Transcribe all of the records precisely as they are presented.

**** Given data

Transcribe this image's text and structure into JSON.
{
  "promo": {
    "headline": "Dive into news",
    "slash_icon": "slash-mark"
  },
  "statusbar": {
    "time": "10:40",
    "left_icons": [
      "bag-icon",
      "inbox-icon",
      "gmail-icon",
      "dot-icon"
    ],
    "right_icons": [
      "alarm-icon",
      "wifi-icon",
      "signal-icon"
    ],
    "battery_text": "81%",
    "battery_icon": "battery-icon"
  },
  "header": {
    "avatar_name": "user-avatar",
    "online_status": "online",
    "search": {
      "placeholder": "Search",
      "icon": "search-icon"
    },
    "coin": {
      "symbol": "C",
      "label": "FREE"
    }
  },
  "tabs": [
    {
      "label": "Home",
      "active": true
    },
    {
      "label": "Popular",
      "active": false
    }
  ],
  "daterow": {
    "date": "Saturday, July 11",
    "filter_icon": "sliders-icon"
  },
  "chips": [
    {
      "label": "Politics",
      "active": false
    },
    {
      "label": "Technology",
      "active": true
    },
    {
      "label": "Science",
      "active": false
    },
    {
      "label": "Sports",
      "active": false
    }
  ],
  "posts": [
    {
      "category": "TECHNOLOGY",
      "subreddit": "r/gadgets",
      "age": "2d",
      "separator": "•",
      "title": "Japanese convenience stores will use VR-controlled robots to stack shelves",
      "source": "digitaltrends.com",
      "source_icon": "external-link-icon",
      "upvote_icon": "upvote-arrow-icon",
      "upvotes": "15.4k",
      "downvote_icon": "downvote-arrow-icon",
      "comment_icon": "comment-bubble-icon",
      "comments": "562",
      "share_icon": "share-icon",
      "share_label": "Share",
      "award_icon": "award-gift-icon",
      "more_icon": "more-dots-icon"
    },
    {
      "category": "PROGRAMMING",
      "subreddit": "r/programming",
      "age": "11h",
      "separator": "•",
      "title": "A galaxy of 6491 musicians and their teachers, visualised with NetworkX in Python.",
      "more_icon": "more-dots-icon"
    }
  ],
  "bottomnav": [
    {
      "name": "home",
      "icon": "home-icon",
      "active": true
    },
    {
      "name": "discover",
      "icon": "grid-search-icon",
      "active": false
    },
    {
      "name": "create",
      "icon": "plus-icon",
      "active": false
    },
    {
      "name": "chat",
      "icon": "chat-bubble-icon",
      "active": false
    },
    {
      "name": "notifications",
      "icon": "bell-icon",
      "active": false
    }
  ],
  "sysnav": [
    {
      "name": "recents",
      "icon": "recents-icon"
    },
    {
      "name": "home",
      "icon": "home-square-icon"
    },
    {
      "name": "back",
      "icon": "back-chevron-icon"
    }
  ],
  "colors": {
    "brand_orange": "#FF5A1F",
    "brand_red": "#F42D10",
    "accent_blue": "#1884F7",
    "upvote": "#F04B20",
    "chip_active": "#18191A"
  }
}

********

_The output_:
Transcribe this image's text and structure into JSON.
{
  "promo": {
    "headline": "Dive into news",
    "slash_icon": "slash-mark"
  },
  "statusbar": {
    "time": "10:40",
    "left_icons": [
      "bag-icon",
      "inbox-icon",
      "gmail-icon",
      "dot-icon"
    ],
    "right_icons": [
      "alarm-icon",
      "wifi-icon",
      "signal-icon"
    ],
    "battery_text": "81%",
    "battery_icon": "battery-icon"
  },
  "header": {
    "avatar_name": "user-avatar",
    "online_status": "online",
    "search": {
      "placeholder": "Search",
      "icon": "search-icon"
    },
    "coin": {
      "symbol": "C",
      "label": "FREE"
    }
  },
  "tabs": [
    {
      "label": "Home",
      "active": true
    },
    {
      "label": "Popular",
      "active": false
    }
  ],
  "daterow": {
    "date": "Saturday, July 11",
    "filter_icon": "sliders-icon"
  },
  "chips": [
    {
      "label": "Politics",
      "active": false
    },
    {
      "label": "Technology",
      "active": true
    },
    {
      "label": "Science",
      "active": false
    },
    {
      "label": "Sports",
      "active": false
    }
  ],
  "posts": [
    {
      "category": "TECHNOLOGY",
      "subreddit": "r/gadgets",
      "age": "2d",
      "separator": "•",
      "title": "Japanese convenience stores will use VR-controlled robots to stack shelves",
      "source": "digitaltrends.com",
      "source_icon": "external-link-icon",
      "upvote_icon": "upvote-arrow-icon",
      "upvotes": "15.4k",
      "downvote_icon": "downvote-arrow-icon",
      "comment_icon": "comment-bubble-icon",
      "comments": "562",
      "share_icon": "share-icon",
      "share_label": "Share",
      "award_icon": "award-gift-icon",
      "more_icon": "more-dots-icon"
    },
    {
      "category": "PROGRAMMING",
      "subreddit": "r/programming",
      "age": "11h",
      "separator": "•",
      "title": "A galaxy of 6491 musicians and their teachers, visualised with NetworkX in Python.",
      "more_icon": "more-dots-icon"
    }
  ],
  "bottomnav": [
    {
      "name": "home",
      "icon": "home-icon",
      "active": true
    },
    {
      "name": "discover",
      "icon": "grid-search-icon",
      "active": false
    },
    {
      "name": "create",
      "icon": "plus-icon",
      "active": false
    },
    {
      "name": "chat",
      "icon": "chat-bubble-icon",
      "active": false
    },
    {
      "name": "notifications",
      "icon": "bell-icon",
      "active": false
    }
  ],
  "sysnav": [
    {
      "name": "recents",
      "icon": "recents-icon"
    },
    {
      "name": "home",
      "icon": "home-square-icon"
    },
    {
      "name": "back",
      "icon": "back-chevron-icon"
    }
  ],
  "colors": {
    "brand_orange": "#FF5A1F",
    "brand_red": "#F42D10",
    "accent_blue": "#1884F7",
    "upvote": "#F04B20",
    "chip_active": "#18191A"
  }
}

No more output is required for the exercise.